DATA SHOWN:
▽

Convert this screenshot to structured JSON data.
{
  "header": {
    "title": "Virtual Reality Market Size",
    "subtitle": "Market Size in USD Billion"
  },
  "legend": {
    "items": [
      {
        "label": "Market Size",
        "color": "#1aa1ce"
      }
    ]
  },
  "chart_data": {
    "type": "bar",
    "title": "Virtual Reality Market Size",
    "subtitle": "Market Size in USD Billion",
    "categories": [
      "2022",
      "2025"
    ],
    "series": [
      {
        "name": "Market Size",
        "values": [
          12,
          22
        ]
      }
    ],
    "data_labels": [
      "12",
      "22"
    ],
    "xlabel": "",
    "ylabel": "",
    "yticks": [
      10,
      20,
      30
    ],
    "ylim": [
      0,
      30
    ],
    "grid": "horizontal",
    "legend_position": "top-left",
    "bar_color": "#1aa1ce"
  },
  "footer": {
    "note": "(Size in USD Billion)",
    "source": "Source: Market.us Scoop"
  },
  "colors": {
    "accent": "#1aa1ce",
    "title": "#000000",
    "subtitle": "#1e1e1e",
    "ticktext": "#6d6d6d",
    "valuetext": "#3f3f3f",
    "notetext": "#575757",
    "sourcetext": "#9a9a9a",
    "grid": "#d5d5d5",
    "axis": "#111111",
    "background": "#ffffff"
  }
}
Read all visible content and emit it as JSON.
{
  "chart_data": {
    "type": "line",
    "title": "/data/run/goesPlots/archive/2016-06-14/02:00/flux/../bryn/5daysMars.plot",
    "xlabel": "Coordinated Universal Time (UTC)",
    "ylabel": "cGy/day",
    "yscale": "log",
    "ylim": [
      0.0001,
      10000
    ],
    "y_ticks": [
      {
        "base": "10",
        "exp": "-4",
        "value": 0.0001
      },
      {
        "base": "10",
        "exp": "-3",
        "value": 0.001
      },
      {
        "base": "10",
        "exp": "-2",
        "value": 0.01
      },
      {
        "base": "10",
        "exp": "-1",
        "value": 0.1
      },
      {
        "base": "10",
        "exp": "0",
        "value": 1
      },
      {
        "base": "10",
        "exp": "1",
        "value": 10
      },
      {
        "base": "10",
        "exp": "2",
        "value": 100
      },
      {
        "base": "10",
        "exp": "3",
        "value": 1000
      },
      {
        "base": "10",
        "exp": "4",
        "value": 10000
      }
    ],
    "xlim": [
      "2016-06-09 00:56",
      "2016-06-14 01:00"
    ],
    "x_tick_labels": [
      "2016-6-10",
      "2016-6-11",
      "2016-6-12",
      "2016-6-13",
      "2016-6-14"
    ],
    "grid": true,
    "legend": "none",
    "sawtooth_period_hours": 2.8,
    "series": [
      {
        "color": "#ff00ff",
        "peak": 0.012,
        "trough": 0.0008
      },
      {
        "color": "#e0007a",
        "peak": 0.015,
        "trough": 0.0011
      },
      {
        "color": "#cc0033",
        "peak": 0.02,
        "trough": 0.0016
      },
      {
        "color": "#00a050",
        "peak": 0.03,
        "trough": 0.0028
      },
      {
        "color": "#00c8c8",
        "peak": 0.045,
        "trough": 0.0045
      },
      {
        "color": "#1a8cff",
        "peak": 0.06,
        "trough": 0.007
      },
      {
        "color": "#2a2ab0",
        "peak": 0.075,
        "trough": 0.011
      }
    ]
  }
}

△

AIM OF THE TASK:
Copy every line of the data that holds the string "peak".

RESPONSE TO THE TASK:
        "peak": 0.012,
        "peak": 0.015,
        "peak": 0.02,
        "peak": 0.03,
        "peak": 0.045,
        "peak": 0.06,
        "peak": 0.075,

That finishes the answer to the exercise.